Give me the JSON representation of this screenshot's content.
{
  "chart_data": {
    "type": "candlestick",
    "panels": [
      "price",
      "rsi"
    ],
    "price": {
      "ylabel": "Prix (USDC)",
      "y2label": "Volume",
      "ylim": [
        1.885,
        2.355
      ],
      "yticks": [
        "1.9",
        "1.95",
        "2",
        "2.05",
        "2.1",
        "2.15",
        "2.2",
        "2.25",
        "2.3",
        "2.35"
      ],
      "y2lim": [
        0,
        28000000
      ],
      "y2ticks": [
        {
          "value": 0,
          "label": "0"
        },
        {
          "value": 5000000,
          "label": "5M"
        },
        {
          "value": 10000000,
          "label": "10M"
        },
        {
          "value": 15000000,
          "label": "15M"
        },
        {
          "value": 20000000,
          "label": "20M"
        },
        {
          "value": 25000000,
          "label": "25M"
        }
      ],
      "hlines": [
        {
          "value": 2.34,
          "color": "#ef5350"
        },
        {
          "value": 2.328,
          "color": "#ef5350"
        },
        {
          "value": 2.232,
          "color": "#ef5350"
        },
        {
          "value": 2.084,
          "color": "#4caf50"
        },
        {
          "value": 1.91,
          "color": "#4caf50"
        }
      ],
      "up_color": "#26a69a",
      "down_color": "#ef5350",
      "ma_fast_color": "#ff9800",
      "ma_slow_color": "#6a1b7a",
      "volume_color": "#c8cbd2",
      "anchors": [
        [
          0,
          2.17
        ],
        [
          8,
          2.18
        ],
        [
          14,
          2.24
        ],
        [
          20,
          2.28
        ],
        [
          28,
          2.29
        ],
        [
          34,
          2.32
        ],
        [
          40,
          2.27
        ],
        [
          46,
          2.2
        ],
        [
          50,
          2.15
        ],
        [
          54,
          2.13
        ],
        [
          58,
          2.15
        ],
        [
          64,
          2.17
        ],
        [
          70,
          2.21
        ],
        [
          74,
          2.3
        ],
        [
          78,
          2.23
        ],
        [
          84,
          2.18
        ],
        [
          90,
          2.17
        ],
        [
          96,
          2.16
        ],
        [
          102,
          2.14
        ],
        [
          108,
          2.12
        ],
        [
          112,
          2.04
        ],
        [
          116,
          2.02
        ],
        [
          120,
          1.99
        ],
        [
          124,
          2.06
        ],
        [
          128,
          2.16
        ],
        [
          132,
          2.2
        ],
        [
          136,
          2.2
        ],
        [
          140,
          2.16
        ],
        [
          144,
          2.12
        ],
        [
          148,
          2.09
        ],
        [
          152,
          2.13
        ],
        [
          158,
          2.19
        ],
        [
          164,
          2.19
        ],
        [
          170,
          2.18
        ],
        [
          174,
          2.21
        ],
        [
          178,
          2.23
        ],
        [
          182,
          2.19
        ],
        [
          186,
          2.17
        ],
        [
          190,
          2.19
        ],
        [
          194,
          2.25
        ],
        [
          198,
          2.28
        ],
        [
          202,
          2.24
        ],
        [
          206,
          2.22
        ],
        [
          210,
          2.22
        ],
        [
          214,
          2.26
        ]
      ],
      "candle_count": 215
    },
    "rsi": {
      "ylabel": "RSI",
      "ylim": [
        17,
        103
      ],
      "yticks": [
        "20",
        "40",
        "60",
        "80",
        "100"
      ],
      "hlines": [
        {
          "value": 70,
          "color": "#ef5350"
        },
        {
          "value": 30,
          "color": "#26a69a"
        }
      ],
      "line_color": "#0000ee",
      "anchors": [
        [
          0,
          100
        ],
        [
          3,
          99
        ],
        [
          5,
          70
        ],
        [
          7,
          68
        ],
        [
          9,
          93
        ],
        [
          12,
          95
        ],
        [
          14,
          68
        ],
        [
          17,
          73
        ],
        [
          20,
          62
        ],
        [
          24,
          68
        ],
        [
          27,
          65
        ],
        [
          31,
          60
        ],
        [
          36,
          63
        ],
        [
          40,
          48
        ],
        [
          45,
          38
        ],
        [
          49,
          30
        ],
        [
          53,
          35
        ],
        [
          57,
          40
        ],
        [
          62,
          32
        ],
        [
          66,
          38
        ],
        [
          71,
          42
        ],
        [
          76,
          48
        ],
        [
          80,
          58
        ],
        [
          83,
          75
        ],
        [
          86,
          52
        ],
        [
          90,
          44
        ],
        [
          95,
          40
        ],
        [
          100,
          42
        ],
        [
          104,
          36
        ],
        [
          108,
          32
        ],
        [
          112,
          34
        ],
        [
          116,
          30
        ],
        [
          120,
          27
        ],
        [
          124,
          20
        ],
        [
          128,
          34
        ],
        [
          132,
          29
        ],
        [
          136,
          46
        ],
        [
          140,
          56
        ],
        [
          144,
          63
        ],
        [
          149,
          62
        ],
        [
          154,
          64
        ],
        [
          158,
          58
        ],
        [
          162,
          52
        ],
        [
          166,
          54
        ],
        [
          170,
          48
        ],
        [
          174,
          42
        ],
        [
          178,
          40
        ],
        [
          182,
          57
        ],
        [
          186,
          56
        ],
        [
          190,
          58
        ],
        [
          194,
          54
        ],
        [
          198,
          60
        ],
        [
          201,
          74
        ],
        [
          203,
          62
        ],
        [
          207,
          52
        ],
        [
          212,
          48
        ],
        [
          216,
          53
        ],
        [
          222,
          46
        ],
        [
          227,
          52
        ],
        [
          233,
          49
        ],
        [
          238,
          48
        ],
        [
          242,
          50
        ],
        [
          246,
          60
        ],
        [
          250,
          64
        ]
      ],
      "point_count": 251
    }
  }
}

** Problem to work on **
Please output every record, keeping each line exact.

** Task solution **
Give me the JSON representation of this screenshot's content.
{
  "chart_data": {
    "type": "candlestick",
    "panels": [
      "price",
      "rsi"
    ],
    "price": {
      "ylabel": "Prix (USDC)",
      "y2label": "Volume",
      "ylim": [
        1.885,
        2.355
      ],
      "yticks": [
        "1.9",
        "1.95",
        "2",
        "2.05",
        "2.1",
        "2.15",
        "2.2",
        "2.25",
        "2.3",
        "2.35"
      ],
      "y2lim": [
        0,
        28000000
      ],
      "y2ticks": [
        {
          "value": 0,
          "label": "0"
        },
        {
          "value": 5000000,
          "label": "5M"
        },
        {
          "value": 10000000,
          "label": "10M"
        },
        {
          "value": 15000000,
          "label": "15M"
        },
        {
          "value": 20000000,
          "label": "20M"
        },
        {
          "value": 25000000,
          "label": "25M"
        }
      ],
      "hlines": [
        {
          "value": 2.34,
          "color": "#ef5350"
        },
        {
          "value": 2.328,
          "color": "#ef5350"
        },
        {
          "value": 2.232,
          "color": "#ef5350"
        },
        {
          "value": 2.084,
          "color": "#4caf50"
        },
        {
          "value": 1.91,
          "color": "#4caf50"
        }
      ],
      "up_color": "#26a69a",
      "down_color": "#ef5350",
      "ma_fast_color": "#ff9800",
      "ma_slow_color": "#6a1b7a",
      "volume_color": "#c8cbd2",
      "anchors": [
        [
          0,
          2.17
        ],
        [
          8,
          2.18
        ],
        [
          14,
          2.24
        ],
        [
          20,
          2.28
        ],
        [
          28,
          2.29
        ],
        [
          34,
          2.32
        ],
        [
          40,
          2.27
        ],
        [
          46,
          2.2
        ],
        [
          50,
          2.15
        ],
        [
          54,
          2.13
        ],
        [
          58,
          2.15
        ],
        [
          64,
          2.17
        ],
        [
          70,
          2.21
        ],
        [
          74,
          2.3
        ],
        [
          78,
          2.23
        ],
        [
          84,
          2.18
        ],
        [
          90,
          2.17
        ],
        [
          96,
          2.16
        ],
        [
          102,
          2.14
        ],
        [
          108,
          2.12
        ],
        [
          112,
          2.04
        ],
        [
          116,
          2.02
        ],
        [
          120,
          1.99
        ],
        [
          124,
          2.06
        ],
        [
          128,
          2.16
        ],
        [
          132,
          2.2
        ],
        [
          136,
          2.2
        ],
        [
          140,
          2.16
        ],
        [
          144,
          2.12
        ],
        [
          148,
          2.09
        ],
        [
          152,
          2.13
        ],
        [
          158,
          2.19
        ],
        [
          164,
          2.19
        ],
        [
          170,
          2.18
        ],
        [
          174,
          2.21
        ],
        [
          178,
          2.23
        ],
        [
          182,
          2.19
        ],
        [
          186,
          2.17
        ],
        [
          190,
          2.19
        ],
        [
          194,
          2.25
        ],
        [
          198,
          2.28
        ],
        [
          202,
          2.24
        ],
        [
          206,
          2.22
        ],
        [
          210,
          2.22
        ],
        [
          214,
          2.26
        ]
      ],
      "candle_count": 215
    },
    "rsi": {
      "ylabel": "RSI",
      "ylim": [
        17,
        103
      ],
      "yticks": [
        "20",
        "40",
        "60",
        "80",
        "100"
      ],
      "hlines": [
        {
          "value": 70,
          "color": "#ef5350"
        },
        {
          "value": 30,
          "color": "#26a69a"
        }
      ],
      "line_color": "#0000ee",
      "anchors": [
        [
          0,
          100
        ],
        [
          3,
          99
        ],
        [
          5,
          70
        ],
        [
          7,
          68
        ],
        [
          9,
          93
        ],
        [
          12,
          95
        ],
        [
          14,
          68
        ],
        [
          17,
          73
        ],
        [
          20,
          62
        ],
        [
          24,
          68
        ],
        [
          27,
          65
        ],
        [
          31,
          60
        ],
        [
          36,
          63
        ],
        [
          40,
          48
        ],
        [
          45,
          38
        ],
        [
          49,
          30
        ],
        [
          53,
          35
        ],
        [
          57,
          40
        ],
        [
          62,
          32
        ],
        [
          66,
          38
        ],
        [
          71,
          42
        ],
        [
          76,
          48
        ],
        [
          80,
          58
        ],
        [
          83,
          75
        ],
        [
          86,
          52
        ],
        [
          90,
          44
        ],
        [
          95,
          40
        ],
        [
          100,
          42
        ],
        [
          104,
          36
        ],
        [
          108,
          32
        ],
        [
          112,
          34
        ],
        [
          116,
          30
        ],
        [
          120,
          27
        ],
        [
          124,
          20
        ],
        [
          128,
          34
        ],
        [
          132,
          29
        ],
        [
          136,
          46
        ],
        [
          140,
          56
        ],
        [
          144,
          63
        ],
        [
          149,
          62
        ],
        [
          154,
          64
        ],
        [
          158,
          58
        ],
        [
          162,
          52
        ],
        [
          166,
          54
        ],
        [
          170,
          48
        ],
        [
          174,
          42
        ],
        [
          178,
          40
        ],
        [
          182,
          57
        ],
        [
          186,
          56
        ],
        [
          190,
          58
        ],
        [
          194,
          54
        ],
        [
          198,
          60
        ],
        [
          201,
          74
        ],
        [
          203,
          62
        ],
        [
          207,
          52
        ],
        [
          212,
          48
        ],
        [
          216,
          53
        ],
        [
          222,
          46
        ],
        [
          227,
          52
        ],
        [
          233,
          49
        ],
        [
          238,
          48
        ],
        [
          242,
          50
        ],
        [
          246,
          60
        ],
        [
          250,
          64
        ]
      ],
      "point_count": 251
    }
  }
}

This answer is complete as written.